What to work on:
Please reproduce the lines below exactly, starting at the very first line and ending at the line that contains "slant-right-button[interactable]: [2292, 1142, 2323, 1174]", with both of those lines included.

Provided records:
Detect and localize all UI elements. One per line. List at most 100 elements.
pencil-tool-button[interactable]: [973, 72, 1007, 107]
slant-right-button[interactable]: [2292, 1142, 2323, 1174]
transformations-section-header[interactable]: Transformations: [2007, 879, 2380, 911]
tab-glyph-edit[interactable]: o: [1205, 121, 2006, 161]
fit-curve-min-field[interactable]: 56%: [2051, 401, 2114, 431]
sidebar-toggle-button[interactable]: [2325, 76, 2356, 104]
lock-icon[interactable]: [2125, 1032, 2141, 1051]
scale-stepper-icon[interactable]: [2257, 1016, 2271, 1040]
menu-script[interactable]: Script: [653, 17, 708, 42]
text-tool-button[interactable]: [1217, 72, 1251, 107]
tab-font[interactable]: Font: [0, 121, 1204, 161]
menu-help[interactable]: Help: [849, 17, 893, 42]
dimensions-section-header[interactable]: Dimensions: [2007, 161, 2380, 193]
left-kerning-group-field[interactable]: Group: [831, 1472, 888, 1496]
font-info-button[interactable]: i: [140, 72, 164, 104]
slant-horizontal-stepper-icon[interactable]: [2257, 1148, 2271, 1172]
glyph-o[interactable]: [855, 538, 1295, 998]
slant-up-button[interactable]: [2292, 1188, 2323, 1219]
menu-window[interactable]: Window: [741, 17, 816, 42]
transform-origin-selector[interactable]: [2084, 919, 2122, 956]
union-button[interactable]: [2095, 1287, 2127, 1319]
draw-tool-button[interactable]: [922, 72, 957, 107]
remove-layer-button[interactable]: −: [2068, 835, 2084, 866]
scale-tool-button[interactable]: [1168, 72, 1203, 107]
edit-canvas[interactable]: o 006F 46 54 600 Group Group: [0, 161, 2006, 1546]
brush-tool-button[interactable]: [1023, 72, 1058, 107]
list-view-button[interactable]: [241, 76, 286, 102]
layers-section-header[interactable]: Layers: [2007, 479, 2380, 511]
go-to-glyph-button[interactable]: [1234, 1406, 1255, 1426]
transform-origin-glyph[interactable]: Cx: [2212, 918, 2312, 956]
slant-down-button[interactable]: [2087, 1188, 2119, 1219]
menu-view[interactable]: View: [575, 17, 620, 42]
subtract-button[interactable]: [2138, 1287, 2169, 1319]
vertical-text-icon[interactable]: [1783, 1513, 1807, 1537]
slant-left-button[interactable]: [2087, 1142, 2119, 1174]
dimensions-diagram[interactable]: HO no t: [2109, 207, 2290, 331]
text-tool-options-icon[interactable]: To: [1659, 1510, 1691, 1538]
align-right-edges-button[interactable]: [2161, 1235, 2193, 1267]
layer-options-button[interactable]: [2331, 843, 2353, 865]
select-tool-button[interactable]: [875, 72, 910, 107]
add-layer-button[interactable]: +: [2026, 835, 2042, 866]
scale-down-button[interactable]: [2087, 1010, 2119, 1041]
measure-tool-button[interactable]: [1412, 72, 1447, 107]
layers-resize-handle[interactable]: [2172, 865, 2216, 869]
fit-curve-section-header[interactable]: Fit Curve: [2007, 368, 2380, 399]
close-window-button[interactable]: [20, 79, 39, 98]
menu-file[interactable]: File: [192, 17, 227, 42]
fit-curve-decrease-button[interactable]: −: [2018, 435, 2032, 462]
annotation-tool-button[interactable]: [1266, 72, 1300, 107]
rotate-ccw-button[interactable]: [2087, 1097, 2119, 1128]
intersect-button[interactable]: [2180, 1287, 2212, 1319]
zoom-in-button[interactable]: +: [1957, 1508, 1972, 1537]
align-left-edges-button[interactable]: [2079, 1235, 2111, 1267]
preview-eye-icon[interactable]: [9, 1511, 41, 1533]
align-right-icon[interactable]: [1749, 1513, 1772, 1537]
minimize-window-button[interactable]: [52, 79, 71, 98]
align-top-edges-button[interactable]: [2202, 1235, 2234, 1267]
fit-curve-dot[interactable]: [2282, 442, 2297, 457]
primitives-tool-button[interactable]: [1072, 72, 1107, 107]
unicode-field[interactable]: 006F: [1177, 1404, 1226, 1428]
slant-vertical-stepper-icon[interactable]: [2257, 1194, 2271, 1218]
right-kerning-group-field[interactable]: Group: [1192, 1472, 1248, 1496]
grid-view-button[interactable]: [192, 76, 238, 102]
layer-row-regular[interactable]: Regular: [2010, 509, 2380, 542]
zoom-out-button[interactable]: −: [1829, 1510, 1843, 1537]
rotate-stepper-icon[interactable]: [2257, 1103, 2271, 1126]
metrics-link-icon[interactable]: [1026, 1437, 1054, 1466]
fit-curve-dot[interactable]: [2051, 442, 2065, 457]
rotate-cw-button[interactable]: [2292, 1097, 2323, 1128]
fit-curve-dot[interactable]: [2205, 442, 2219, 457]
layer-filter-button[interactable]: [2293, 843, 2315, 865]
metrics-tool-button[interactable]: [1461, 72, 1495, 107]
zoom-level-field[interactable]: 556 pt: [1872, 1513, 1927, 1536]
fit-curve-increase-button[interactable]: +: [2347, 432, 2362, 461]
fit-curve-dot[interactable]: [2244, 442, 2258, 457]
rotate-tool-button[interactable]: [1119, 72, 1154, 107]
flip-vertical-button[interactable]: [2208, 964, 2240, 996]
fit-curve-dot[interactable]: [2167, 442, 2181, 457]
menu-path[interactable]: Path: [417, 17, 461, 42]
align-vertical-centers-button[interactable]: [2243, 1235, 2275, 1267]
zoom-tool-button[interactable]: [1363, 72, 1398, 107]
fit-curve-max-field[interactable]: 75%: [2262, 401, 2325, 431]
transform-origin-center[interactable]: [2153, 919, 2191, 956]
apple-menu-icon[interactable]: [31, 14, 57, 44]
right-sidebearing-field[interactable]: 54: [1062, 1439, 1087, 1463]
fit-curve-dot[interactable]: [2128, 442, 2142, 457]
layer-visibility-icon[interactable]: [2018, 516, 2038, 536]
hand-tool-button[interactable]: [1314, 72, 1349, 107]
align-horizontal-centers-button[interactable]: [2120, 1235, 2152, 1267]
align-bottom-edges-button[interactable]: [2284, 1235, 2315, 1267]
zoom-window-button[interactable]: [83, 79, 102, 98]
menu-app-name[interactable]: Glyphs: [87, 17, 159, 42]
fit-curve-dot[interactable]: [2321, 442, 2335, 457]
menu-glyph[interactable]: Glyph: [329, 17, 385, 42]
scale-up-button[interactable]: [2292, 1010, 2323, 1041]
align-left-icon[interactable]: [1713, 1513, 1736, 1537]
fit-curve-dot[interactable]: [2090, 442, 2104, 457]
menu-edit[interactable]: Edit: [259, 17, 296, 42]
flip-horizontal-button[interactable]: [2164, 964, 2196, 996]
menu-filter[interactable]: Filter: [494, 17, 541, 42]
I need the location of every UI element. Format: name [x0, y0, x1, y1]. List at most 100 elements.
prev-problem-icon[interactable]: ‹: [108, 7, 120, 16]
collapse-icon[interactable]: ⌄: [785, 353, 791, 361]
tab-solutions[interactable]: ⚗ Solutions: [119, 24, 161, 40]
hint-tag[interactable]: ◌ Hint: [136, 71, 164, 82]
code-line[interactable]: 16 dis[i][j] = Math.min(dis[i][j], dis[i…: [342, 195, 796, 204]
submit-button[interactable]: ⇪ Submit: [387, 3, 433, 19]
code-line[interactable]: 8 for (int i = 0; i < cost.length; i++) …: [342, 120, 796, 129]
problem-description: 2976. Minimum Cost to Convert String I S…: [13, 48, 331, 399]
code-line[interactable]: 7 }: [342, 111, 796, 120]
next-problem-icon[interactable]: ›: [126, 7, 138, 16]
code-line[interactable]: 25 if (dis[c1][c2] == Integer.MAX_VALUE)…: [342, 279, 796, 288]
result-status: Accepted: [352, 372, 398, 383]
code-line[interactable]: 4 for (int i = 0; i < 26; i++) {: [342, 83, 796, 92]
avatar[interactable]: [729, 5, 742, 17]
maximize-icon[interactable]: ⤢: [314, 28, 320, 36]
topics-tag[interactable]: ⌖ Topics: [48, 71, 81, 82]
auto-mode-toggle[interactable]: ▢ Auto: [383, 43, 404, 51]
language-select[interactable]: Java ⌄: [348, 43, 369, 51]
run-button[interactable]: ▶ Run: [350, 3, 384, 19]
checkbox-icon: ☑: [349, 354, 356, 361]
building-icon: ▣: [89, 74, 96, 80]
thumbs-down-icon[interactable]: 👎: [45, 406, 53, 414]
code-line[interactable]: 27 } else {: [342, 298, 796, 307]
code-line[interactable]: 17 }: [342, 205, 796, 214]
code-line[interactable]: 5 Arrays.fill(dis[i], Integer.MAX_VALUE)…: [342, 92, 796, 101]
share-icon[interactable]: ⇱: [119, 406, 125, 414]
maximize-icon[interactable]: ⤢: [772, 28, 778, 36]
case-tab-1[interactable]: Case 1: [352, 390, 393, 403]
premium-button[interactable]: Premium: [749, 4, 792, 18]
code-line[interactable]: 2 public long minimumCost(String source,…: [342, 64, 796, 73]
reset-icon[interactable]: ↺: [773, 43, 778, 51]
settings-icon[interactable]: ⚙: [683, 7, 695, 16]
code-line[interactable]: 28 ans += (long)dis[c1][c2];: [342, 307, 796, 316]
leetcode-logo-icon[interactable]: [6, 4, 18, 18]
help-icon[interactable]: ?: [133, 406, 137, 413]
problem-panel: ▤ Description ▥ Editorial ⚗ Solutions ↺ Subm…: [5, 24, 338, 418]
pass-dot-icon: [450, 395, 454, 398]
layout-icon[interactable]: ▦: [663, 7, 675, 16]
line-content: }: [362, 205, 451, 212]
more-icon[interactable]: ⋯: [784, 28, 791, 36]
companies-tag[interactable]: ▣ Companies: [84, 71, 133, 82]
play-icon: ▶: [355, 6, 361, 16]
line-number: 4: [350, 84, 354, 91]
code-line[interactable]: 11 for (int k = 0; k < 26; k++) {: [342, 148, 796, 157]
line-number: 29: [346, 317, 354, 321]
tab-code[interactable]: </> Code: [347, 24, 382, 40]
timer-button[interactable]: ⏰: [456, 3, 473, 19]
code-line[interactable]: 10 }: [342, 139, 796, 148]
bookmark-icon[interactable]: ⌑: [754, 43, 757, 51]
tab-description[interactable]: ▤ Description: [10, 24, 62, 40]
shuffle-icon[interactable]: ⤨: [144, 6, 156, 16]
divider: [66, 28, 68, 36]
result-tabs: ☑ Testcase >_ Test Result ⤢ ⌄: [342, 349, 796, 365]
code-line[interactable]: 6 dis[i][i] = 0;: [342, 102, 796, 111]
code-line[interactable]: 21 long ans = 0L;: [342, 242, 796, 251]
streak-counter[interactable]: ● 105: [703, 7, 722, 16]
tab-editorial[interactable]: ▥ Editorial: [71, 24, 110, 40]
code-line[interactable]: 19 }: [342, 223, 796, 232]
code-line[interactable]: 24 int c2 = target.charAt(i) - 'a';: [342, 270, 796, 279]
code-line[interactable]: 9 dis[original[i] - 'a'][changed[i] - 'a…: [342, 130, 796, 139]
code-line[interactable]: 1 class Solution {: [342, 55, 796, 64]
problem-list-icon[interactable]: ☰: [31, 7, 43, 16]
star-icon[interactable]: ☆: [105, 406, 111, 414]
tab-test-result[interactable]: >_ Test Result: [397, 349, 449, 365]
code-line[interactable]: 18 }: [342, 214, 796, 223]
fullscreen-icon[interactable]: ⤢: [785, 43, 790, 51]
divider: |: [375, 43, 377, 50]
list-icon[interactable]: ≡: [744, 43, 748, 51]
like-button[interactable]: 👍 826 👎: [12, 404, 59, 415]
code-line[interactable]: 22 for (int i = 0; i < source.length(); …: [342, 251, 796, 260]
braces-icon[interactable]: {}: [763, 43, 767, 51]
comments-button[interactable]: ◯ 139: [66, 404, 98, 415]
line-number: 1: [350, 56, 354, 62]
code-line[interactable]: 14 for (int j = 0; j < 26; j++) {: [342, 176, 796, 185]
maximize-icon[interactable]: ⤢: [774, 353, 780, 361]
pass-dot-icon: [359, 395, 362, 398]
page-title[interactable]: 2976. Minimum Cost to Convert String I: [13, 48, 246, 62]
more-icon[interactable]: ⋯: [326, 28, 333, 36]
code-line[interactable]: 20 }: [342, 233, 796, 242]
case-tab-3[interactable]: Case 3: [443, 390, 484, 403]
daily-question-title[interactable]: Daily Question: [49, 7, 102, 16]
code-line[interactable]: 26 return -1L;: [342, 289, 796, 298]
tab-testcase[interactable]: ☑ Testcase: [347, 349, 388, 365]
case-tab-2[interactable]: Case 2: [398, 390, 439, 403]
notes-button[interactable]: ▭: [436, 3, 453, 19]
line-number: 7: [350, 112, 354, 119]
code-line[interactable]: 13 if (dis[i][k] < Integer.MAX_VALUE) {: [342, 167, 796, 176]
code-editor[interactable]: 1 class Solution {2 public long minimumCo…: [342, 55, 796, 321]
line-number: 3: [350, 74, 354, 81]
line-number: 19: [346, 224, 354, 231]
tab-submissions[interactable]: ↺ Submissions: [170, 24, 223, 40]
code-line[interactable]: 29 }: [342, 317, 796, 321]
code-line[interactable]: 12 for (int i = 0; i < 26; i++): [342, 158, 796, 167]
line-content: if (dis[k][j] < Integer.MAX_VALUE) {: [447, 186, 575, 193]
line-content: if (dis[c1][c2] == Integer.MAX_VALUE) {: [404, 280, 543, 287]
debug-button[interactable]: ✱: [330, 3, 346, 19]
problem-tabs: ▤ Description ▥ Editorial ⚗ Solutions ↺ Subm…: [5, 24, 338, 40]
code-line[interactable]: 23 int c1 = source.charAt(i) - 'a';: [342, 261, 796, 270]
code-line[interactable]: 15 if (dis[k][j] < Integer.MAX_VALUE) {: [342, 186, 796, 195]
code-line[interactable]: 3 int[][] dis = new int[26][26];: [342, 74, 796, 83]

Response to this exercise:
Detect and localize all UI elements. One per line. List at most 100 elements.
pencil-tool-button[interactable]: [973, 72, 1007, 107]
slant-right-button[interactable]: [2292, 1142, 2323, 1174]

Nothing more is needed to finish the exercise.